(Records from a collection of figures)
____
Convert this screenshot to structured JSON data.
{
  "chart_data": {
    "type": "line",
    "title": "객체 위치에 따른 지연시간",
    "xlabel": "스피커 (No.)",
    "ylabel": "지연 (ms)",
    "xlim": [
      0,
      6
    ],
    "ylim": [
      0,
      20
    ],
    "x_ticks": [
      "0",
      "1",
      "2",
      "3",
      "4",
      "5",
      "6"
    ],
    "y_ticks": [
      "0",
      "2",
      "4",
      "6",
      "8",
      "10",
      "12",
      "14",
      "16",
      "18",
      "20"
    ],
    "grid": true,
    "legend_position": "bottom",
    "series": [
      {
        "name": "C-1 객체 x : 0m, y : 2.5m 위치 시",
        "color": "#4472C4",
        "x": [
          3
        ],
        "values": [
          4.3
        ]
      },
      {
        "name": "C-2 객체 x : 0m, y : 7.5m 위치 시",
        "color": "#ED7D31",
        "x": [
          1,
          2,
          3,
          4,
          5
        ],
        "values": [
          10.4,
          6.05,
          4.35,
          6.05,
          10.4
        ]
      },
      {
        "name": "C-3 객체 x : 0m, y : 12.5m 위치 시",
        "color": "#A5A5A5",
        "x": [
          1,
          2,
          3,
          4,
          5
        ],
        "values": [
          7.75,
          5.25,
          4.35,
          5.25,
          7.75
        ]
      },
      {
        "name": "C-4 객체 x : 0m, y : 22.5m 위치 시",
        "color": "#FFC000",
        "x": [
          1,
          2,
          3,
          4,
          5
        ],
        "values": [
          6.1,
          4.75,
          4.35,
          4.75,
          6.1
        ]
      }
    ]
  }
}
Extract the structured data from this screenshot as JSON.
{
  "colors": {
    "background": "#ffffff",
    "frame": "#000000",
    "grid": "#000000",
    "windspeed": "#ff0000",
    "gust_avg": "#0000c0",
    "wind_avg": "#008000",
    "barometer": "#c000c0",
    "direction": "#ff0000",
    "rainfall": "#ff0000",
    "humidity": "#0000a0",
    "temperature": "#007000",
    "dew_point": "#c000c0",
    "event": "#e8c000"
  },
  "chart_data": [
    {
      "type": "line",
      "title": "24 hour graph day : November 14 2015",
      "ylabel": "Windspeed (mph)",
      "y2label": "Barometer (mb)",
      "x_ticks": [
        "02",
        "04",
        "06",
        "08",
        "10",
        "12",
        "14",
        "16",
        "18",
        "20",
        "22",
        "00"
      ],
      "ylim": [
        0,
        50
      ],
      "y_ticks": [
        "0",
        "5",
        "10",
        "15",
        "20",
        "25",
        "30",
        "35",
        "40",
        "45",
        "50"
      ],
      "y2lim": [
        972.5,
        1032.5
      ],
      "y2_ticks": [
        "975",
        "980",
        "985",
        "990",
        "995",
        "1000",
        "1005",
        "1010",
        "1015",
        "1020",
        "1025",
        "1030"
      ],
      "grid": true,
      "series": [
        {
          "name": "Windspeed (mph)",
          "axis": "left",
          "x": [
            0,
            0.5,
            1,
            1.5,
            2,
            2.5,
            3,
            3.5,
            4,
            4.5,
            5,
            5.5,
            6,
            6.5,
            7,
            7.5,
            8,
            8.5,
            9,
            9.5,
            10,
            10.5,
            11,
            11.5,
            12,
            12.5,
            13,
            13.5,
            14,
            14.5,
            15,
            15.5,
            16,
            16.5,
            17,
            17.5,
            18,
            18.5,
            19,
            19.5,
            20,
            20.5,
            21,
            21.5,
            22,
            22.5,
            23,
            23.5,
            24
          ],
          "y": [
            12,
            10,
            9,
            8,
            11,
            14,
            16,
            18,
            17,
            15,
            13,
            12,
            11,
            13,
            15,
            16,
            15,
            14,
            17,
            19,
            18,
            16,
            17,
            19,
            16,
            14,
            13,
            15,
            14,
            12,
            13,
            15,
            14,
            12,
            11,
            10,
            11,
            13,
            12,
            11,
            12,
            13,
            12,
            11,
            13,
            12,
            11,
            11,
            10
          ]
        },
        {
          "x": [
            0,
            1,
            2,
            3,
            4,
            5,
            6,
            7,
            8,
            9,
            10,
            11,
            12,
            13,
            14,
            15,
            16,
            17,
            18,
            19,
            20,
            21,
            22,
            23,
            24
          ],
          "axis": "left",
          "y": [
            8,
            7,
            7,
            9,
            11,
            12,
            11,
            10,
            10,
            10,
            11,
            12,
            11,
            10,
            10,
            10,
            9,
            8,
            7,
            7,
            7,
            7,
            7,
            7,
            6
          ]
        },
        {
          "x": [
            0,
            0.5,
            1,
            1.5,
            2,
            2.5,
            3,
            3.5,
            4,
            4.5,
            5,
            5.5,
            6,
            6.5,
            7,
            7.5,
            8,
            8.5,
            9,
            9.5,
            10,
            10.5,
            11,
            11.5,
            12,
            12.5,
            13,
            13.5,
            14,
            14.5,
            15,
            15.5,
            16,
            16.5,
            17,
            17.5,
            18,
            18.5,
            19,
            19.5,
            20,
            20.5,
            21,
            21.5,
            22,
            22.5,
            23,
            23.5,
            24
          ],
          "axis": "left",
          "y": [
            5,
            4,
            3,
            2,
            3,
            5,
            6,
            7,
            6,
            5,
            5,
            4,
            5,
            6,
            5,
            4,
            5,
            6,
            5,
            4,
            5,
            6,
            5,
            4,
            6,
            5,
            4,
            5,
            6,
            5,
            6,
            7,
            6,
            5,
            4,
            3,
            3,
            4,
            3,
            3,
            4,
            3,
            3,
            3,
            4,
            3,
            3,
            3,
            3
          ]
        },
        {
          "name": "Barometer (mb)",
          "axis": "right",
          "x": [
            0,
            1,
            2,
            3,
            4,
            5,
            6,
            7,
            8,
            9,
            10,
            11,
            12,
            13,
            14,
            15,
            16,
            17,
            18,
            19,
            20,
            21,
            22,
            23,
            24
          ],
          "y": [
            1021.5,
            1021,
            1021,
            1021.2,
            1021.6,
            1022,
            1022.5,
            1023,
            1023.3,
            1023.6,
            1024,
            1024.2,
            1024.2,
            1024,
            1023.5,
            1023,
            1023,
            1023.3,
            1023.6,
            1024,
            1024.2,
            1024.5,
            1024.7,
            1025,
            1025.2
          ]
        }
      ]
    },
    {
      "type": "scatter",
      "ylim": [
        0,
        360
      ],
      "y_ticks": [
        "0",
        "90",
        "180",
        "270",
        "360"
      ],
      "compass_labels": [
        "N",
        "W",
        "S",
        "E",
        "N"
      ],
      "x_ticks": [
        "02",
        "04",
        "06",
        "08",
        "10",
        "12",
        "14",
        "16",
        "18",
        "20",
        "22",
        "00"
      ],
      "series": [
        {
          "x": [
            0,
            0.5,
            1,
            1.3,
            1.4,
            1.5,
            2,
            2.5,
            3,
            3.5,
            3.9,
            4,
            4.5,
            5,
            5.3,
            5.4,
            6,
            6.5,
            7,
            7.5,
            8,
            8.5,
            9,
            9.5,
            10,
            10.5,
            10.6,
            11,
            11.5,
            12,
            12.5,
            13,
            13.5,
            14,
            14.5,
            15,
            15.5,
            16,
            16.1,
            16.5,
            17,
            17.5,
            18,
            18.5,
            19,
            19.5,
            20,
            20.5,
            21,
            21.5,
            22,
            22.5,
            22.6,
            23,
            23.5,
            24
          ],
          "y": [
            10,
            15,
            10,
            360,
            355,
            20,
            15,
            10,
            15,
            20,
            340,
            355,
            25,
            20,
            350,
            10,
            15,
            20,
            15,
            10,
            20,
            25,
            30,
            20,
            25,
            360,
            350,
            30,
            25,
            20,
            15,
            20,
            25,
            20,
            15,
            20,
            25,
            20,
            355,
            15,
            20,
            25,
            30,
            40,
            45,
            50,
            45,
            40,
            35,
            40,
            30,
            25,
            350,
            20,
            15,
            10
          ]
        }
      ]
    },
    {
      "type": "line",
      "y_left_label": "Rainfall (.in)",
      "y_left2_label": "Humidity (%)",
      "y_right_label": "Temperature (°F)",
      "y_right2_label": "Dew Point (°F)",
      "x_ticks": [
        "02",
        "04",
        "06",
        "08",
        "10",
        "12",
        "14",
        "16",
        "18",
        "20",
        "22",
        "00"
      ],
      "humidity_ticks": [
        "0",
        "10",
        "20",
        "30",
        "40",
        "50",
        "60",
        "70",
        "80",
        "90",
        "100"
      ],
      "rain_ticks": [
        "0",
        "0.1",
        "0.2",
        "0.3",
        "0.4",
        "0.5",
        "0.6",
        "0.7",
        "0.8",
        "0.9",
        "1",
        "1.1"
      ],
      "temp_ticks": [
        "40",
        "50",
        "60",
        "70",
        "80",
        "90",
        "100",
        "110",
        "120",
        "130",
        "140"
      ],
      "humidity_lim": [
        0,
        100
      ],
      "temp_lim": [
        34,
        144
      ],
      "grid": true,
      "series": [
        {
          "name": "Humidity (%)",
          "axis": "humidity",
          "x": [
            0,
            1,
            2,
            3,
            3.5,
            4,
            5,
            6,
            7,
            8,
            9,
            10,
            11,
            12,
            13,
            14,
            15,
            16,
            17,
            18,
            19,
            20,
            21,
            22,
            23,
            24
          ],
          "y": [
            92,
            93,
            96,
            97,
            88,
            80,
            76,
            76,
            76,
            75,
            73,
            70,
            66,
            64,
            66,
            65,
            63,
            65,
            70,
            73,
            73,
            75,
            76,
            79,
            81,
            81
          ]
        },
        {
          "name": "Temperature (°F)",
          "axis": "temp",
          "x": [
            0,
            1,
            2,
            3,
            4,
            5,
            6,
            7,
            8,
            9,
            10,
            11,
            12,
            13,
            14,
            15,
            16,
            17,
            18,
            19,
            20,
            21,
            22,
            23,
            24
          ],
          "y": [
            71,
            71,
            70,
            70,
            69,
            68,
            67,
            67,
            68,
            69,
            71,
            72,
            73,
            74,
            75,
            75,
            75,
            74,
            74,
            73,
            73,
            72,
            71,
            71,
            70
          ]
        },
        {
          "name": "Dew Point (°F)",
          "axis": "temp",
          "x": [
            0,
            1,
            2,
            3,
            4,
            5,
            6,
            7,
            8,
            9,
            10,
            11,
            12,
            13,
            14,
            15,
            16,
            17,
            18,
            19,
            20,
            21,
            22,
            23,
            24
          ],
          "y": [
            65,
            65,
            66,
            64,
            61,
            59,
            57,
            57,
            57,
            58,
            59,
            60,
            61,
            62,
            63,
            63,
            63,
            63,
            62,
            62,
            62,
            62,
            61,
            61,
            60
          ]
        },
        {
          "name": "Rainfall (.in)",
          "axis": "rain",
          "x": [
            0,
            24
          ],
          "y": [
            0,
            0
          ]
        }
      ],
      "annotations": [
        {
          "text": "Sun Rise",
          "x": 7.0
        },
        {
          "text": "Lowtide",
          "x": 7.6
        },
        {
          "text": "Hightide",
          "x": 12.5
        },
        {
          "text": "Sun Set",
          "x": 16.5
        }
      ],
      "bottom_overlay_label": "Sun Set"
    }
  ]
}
____
=== Problem to work on ===
Tell how many lines of the records above hold the string "type". Give no other text.

=== Finished answer ===
4